Supplied entries:
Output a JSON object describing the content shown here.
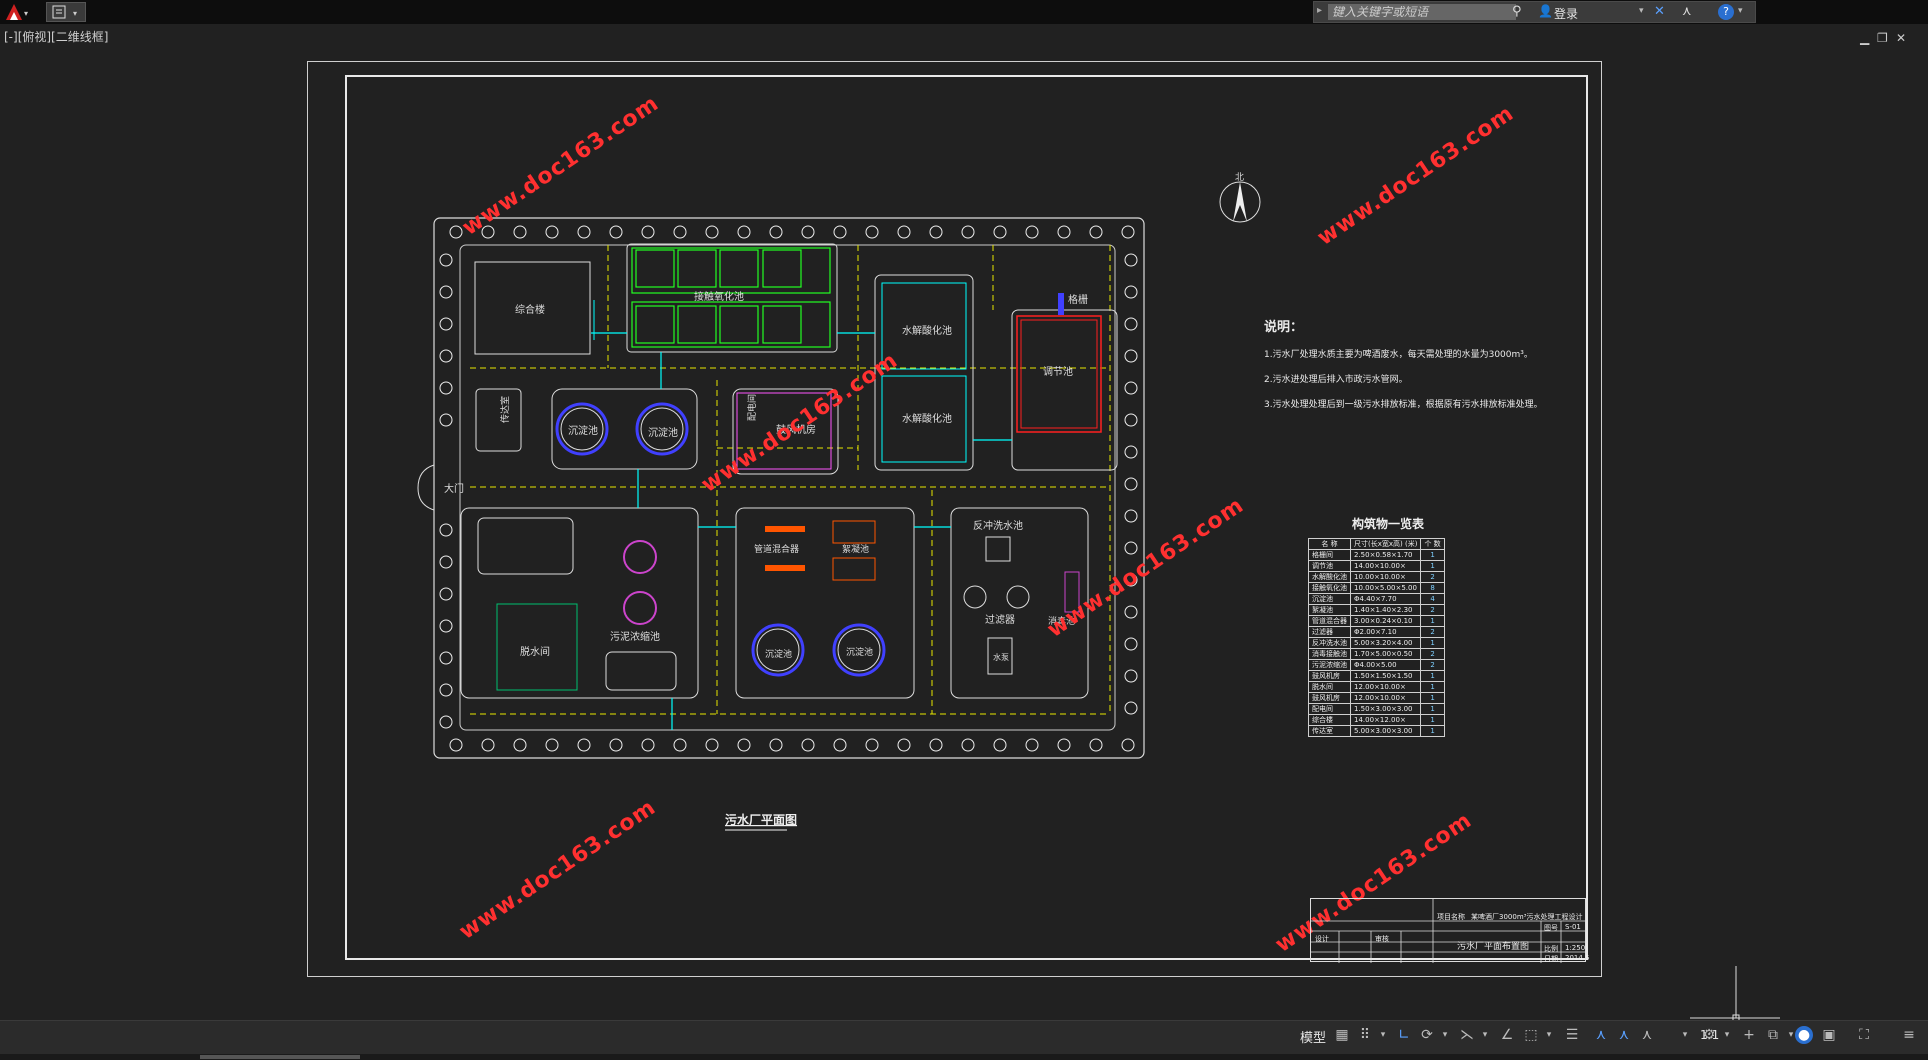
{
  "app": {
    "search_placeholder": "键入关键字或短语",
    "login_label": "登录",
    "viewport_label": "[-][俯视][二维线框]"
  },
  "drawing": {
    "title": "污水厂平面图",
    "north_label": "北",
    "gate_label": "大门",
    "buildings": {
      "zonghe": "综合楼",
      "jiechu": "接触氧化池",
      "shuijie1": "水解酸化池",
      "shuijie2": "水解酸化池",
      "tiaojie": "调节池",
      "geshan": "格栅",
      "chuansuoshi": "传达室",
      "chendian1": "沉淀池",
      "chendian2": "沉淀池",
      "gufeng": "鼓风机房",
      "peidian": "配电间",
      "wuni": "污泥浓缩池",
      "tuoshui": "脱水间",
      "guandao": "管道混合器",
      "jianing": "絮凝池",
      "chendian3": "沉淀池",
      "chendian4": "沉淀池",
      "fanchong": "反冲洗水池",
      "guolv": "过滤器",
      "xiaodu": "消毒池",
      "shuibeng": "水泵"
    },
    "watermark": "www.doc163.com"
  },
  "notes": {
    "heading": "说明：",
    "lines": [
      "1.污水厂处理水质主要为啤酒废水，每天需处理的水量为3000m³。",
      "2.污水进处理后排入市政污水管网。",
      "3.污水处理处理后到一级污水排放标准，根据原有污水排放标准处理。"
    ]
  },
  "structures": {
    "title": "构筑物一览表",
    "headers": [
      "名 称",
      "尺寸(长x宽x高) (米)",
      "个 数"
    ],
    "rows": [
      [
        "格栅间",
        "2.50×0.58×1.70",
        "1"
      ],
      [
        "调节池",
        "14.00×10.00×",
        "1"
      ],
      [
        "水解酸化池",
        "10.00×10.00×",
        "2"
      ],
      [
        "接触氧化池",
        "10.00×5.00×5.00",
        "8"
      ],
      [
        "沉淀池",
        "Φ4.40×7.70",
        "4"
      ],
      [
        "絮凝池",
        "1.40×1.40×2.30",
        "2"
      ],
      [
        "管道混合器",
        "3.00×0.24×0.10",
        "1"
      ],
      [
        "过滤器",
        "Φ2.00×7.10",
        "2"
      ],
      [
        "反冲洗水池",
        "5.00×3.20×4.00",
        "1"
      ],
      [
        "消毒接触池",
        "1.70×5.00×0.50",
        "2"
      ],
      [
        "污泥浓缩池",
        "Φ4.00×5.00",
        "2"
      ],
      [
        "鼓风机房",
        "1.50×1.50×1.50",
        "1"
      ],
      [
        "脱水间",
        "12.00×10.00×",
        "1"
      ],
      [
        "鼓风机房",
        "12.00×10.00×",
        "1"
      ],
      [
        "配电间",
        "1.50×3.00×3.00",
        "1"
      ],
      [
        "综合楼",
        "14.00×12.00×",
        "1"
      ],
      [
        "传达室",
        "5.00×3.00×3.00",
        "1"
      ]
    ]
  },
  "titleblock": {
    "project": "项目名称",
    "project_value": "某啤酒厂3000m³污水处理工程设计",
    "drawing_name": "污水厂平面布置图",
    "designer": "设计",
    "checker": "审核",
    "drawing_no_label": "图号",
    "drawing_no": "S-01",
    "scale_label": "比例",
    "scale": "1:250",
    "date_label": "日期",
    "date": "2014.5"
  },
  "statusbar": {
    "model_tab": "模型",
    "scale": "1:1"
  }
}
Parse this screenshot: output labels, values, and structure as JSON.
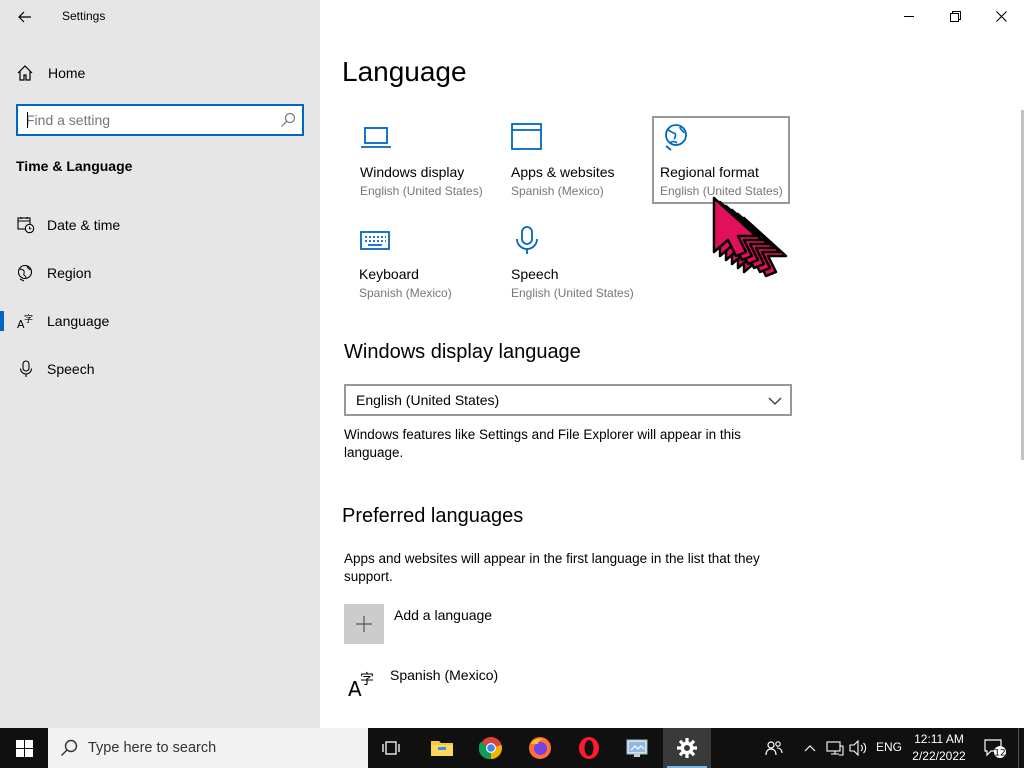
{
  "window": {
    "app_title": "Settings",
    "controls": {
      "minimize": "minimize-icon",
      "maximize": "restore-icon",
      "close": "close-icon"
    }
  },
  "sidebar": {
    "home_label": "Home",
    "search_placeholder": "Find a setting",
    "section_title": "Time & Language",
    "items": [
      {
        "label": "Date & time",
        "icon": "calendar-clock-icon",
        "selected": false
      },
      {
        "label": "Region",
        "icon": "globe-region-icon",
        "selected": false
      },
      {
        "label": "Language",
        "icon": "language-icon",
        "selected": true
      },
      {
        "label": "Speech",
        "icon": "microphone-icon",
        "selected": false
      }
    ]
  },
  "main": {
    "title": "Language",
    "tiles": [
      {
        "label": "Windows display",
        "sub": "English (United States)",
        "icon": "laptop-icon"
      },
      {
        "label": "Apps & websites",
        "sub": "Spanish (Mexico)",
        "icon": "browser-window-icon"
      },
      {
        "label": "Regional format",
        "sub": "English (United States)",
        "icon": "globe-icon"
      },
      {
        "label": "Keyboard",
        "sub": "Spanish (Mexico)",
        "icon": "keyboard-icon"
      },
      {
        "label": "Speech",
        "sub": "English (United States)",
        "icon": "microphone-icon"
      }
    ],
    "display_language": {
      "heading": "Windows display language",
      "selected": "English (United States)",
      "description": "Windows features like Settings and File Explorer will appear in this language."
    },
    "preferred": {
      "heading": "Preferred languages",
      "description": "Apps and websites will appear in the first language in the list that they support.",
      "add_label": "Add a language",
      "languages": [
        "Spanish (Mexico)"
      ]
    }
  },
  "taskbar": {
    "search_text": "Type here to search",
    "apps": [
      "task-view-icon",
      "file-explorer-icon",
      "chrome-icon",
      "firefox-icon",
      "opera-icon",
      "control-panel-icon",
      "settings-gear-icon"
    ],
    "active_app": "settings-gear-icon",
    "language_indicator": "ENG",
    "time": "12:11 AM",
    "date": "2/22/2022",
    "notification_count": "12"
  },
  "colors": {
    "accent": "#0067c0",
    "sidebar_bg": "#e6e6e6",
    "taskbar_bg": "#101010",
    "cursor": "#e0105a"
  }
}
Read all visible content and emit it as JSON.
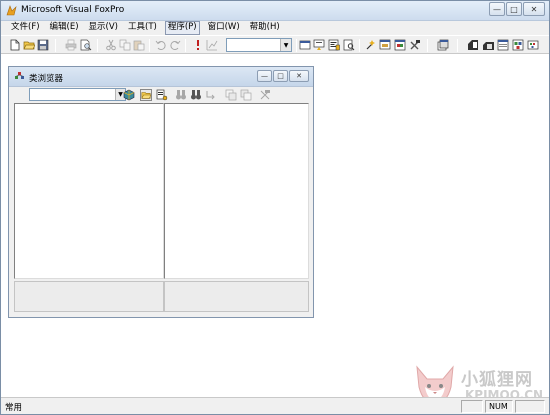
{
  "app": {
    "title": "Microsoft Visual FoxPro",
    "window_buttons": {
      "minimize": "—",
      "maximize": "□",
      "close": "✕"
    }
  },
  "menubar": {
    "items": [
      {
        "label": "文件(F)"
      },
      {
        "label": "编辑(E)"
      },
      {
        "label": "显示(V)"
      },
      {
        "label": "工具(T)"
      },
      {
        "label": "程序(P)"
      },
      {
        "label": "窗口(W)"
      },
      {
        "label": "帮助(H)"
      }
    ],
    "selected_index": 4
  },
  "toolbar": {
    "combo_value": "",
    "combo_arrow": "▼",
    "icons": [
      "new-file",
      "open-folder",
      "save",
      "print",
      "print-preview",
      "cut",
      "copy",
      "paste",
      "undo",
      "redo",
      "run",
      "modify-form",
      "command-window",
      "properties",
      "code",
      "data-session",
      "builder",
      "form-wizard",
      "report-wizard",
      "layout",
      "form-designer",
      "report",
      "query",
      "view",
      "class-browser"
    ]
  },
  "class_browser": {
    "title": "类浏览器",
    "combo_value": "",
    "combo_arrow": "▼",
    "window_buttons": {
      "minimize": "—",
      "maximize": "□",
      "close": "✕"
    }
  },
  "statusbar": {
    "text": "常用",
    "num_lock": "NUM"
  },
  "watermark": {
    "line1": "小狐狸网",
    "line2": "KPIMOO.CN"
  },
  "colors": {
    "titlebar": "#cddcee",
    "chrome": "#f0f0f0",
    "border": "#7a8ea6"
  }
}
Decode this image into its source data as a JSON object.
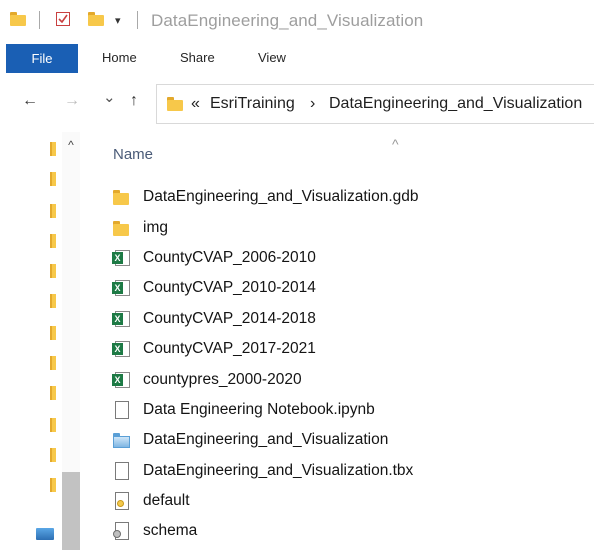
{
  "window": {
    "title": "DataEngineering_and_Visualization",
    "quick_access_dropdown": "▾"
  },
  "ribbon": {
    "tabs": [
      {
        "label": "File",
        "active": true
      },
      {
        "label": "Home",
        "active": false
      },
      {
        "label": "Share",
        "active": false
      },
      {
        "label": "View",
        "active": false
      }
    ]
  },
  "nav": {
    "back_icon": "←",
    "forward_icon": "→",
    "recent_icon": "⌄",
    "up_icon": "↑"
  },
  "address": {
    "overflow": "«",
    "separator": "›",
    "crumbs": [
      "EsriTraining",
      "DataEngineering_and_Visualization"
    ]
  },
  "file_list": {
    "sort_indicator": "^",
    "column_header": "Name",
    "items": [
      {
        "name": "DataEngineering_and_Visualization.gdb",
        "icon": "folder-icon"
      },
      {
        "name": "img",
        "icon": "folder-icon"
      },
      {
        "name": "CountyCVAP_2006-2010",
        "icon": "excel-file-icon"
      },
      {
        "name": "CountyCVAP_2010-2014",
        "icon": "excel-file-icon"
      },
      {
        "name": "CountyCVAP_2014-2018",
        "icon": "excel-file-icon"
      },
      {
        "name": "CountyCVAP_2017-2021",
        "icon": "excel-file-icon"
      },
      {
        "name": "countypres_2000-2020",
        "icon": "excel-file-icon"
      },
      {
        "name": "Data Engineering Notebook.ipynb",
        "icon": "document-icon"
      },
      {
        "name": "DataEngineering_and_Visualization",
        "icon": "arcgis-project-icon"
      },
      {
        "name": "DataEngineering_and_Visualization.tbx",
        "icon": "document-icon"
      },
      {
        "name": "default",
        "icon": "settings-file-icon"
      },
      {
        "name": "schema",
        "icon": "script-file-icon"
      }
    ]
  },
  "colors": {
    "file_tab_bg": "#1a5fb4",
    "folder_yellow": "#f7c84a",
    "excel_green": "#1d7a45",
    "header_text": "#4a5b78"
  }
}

Written instruction: Find every line above that contains the word "description", and return each one.

Worked solution:
      "description": "Windows features like Settings and File Explorer will appear in this language."
      "description": "Apps and websites will appear in the first language in the list that they support.",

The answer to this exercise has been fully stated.